• Task to complete: Of all the lines in the material, how many include the word "grupos"? Give only the number.

• Extracted records:
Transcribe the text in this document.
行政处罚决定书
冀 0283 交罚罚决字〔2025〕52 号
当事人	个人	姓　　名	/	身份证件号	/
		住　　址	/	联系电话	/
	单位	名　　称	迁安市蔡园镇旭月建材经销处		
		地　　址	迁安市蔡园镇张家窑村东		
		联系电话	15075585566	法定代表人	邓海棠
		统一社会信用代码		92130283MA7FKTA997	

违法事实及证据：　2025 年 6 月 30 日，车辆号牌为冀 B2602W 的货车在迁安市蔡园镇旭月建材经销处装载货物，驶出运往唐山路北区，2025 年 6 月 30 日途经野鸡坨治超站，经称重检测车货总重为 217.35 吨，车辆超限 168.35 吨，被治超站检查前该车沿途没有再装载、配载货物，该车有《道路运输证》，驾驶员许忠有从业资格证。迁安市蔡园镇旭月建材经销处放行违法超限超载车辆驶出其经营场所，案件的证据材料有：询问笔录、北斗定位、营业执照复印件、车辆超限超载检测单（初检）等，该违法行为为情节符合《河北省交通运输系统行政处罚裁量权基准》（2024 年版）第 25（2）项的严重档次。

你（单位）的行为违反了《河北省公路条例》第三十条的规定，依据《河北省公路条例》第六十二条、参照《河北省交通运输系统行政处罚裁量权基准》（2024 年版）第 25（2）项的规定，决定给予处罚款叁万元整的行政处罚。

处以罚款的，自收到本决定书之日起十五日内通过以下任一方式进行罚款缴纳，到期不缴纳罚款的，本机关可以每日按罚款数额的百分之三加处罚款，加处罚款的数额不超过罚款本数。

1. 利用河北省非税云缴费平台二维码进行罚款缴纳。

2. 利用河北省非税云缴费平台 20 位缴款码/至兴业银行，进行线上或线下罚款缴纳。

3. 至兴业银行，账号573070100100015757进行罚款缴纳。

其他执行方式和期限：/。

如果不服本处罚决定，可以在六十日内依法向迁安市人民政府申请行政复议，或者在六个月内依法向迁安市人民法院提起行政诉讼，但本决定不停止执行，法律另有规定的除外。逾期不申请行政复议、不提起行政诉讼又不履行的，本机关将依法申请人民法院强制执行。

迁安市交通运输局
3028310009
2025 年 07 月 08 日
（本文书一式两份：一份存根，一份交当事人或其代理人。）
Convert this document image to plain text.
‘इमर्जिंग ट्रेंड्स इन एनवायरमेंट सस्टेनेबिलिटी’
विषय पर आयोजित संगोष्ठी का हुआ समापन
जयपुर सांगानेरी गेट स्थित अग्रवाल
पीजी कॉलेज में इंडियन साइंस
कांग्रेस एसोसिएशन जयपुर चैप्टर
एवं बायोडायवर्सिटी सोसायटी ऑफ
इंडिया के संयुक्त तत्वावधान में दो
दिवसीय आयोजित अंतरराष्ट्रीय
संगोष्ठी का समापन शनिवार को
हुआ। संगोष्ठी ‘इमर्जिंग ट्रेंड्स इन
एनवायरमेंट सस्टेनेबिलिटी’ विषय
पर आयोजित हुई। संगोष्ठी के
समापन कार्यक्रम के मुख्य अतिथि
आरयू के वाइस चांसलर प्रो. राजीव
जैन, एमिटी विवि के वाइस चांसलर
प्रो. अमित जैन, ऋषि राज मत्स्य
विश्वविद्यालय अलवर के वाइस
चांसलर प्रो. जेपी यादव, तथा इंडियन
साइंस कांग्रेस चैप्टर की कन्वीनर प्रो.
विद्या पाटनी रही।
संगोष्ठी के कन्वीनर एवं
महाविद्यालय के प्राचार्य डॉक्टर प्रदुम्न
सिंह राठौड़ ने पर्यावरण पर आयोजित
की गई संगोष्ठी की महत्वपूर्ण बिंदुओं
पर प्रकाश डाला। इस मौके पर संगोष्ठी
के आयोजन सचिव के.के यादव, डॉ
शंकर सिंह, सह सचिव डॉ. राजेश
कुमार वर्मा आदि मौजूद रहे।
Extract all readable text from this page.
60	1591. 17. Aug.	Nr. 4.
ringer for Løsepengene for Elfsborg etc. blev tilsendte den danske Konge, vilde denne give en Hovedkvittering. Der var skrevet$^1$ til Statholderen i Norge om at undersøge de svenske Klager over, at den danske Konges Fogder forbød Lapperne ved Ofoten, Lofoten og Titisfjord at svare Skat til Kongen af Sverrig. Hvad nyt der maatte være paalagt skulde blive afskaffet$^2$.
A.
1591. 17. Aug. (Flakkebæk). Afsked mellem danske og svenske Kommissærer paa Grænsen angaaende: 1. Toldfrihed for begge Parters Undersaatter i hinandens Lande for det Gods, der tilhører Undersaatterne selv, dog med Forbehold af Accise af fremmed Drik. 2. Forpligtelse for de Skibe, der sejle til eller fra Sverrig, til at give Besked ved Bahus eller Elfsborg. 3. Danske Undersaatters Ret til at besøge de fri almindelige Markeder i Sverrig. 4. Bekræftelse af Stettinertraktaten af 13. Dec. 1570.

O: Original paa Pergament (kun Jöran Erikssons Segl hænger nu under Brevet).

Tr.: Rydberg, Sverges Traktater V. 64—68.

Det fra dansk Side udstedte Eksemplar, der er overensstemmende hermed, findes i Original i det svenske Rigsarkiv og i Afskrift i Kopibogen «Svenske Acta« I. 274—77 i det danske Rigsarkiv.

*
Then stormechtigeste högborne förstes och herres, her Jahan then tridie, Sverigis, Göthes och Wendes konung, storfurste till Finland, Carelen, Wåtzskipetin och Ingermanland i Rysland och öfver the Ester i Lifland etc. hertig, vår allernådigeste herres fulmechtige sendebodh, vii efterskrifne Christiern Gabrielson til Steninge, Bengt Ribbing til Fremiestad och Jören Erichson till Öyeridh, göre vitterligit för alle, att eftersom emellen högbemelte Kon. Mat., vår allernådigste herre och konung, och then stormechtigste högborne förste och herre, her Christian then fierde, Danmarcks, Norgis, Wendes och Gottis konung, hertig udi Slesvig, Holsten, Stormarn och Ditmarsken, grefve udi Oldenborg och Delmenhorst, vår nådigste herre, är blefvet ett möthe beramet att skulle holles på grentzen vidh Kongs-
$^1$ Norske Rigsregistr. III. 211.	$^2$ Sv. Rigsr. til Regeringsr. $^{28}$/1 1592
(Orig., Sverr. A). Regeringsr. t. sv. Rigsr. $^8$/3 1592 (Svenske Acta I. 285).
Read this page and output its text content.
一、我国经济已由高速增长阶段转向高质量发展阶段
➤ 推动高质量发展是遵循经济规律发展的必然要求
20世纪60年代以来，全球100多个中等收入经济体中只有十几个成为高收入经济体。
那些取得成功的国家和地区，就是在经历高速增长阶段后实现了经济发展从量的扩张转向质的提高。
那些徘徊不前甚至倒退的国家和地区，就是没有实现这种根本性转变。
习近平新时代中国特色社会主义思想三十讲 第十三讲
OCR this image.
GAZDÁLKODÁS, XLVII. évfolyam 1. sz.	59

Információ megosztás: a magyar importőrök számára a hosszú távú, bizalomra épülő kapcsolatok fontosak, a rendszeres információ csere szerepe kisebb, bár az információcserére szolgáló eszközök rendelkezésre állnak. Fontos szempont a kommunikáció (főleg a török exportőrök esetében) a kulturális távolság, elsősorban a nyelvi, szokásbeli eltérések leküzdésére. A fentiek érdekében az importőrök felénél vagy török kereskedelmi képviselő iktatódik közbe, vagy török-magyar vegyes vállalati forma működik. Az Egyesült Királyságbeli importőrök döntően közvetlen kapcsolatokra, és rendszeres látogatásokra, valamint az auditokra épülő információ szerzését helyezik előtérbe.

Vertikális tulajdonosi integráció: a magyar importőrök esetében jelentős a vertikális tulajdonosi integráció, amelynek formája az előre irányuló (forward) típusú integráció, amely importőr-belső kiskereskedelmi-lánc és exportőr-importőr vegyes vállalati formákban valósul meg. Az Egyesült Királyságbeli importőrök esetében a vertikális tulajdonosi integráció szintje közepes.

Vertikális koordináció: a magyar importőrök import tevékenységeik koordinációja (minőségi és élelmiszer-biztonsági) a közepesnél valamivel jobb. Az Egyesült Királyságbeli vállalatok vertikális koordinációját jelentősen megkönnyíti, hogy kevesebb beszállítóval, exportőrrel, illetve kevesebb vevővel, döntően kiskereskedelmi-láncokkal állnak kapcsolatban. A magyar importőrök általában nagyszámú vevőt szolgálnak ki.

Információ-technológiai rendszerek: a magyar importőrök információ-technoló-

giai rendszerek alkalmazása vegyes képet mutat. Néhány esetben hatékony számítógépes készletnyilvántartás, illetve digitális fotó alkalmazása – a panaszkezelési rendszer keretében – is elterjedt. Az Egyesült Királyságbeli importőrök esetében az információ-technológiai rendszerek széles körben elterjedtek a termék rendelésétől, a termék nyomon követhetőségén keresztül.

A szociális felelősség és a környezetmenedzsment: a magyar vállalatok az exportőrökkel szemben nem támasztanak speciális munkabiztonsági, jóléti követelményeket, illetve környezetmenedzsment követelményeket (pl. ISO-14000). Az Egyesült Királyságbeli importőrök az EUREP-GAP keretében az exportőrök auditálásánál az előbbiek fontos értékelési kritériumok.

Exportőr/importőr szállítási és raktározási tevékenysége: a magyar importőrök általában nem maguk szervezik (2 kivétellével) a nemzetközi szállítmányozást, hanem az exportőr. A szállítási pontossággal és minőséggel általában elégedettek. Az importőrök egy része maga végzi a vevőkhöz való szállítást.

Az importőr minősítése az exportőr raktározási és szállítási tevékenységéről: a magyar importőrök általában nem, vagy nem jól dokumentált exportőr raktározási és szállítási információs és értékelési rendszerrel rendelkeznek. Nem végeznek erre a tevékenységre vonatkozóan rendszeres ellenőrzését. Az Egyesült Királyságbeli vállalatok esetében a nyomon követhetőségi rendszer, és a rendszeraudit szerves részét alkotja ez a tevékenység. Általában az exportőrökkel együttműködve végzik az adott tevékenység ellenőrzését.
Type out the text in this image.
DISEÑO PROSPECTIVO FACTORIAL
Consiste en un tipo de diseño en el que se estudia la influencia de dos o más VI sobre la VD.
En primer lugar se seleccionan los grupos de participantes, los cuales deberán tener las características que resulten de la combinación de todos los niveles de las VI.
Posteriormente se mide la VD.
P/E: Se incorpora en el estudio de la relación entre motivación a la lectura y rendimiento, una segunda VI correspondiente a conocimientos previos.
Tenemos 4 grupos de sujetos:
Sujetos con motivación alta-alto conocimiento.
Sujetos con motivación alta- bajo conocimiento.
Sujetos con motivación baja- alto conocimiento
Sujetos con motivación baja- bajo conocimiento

• Solved problem: 2